* **Instructions for the task**: Gather every line in the records below that contains the word "text".

* BEGIN Dataset rows *

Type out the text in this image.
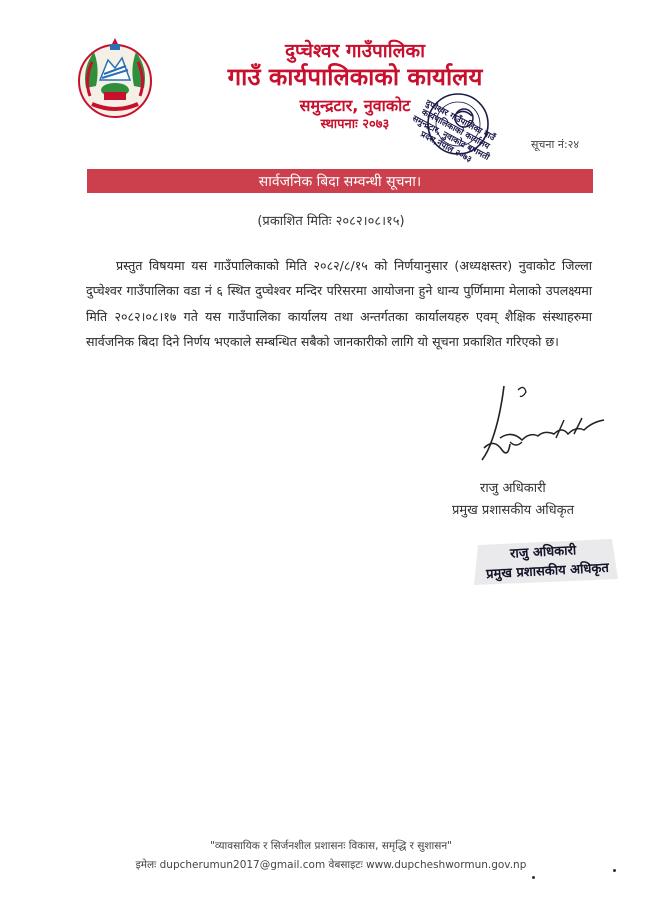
दुप्चेश्वर गाउँपालिका
गाउँ कार्यपालिकाको कार्यालय
समुन्द्रटार, नुवाकोट
स्थापनाः २०७३	दुप्चेश्वर गाउँपालिका गाउँ कार्यपालिकाको कार्यालय समुन्द्रटार, नुवाकोट बागमती प्रदेश,नेपाल २०७३	सूचना नं:२४
सार्वजनिक बिदा सम्वन्धी सूचना।
(प्रकाशित मितिः २०८२।०८।१५)
प्रस्तुत विषयमा यस गाउँपालिकाको मिति २०८२/८/१५ को निर्णयानुसार (अध्यक्षस्तर) नुवाकोट जिल्ला दुप्चेश्वर गाउँपालिका वडा नं ६ स्थित दुप्चेश्वर मन्दिर परिसरमा आयोजना हुने धान्य पुर्णिमामा मेलाको उपलक्ष्यमा मिति २०८२।०८।१७ गते यस गाउँपालिका कार्यालय तथा अन्तर्गतका कार्यालयहरु एवम् शैक्षिक संस्थाहरुमा सार्वजनिक बिदा दिने निर्णय भएकाले सम्बन्धित सबैको जानकारीको लागि यो सूचना प्रकाशित गरिएको छ।
राजु अधिकारी
प्रमुख प्रशासकीय अधिकृत
राजु अधिकारी
प्रमुख प्रशासकीय अधिकृत
"व्यावसायिक र सिर्जनशील प्रशासनः विकास, समृद्धि र सुशासन"
इमेलः dupcherumun2017@gmail.com वेबसाइटः www.dupcheshwormun.gov.np
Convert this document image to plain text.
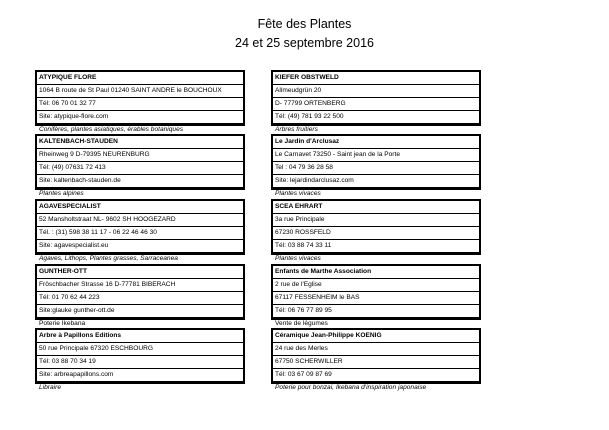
Fête des Plantes
24 et 25 septembre 2016
ATYPIQUE FLORE
1064 B route de St Paul 01240 SAINT ANDRE le BOUCHOUX
Tél: 06 70 01 32 77
Site: atypique-flore.com
Conifères, plantes asiatiques, érables botaniques
KIEFER OBSTWELD
Allmeudgrün 20
D- 77799 ORTENBERG
Tél: (49) 781 93 22 500
Arbres fruitiers
KALTENBACH-STAUDEN
Rheinweg 9 D-79395 NEURENBURG
Tél: (49) 07631 72 413
Site: kaltenbach-stauden.de
Plantes alpines
Le Jardin d'Arclusaz
Le Carnavet 73250 - Saint jean de la Porte
Tel : 04 79 36 28 58
Site: lejardindarclusaz.com
Plantes vivaces
AGAVESPECIALIST
52 Mansholtstraat NL- 9602 SH HOOGEZARD
Tél. : (31) 598 38 11 17 - 06 22 46 46 30
Site: agavespecialist.eu
Agaves, Lithops, Plantes grasses, Sarraceanea
SCEA EHRART
3a rue Principale
67230 ROSSFELD
Tél: 03 88 74 33 11
Plantes vivaces
GUNTHER-OTT
Fröschbacher Strasse 16 D-77781 BIBERACH
Tél: 01 70 62 44 223
Site:glauke gunther-ott.de
Poterie Ikebana
Enfants de Marthe Association
2 rue de l'Eglise
67117 FESSENHEIM le BAS
Tél: 06 76 77 89 95
Vente de légumes
Arbre à Papillons Editions
50 rue Principale 67320 ESCHBOURG
Tél: 03 88 70 34 19
Site: arbreapapillons.com
Libraire
Céramique Jean-Philippe KOENIG
24 rue des Merles
67750 SCHERWILLER
Tél: 03 67 09 87 69
Poterie pour bonzai, Ikebana d'inspiration japonaise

* END Dataset rows *

* **Written answer**:
Type out the text in this image.
Convert this document image to plain text.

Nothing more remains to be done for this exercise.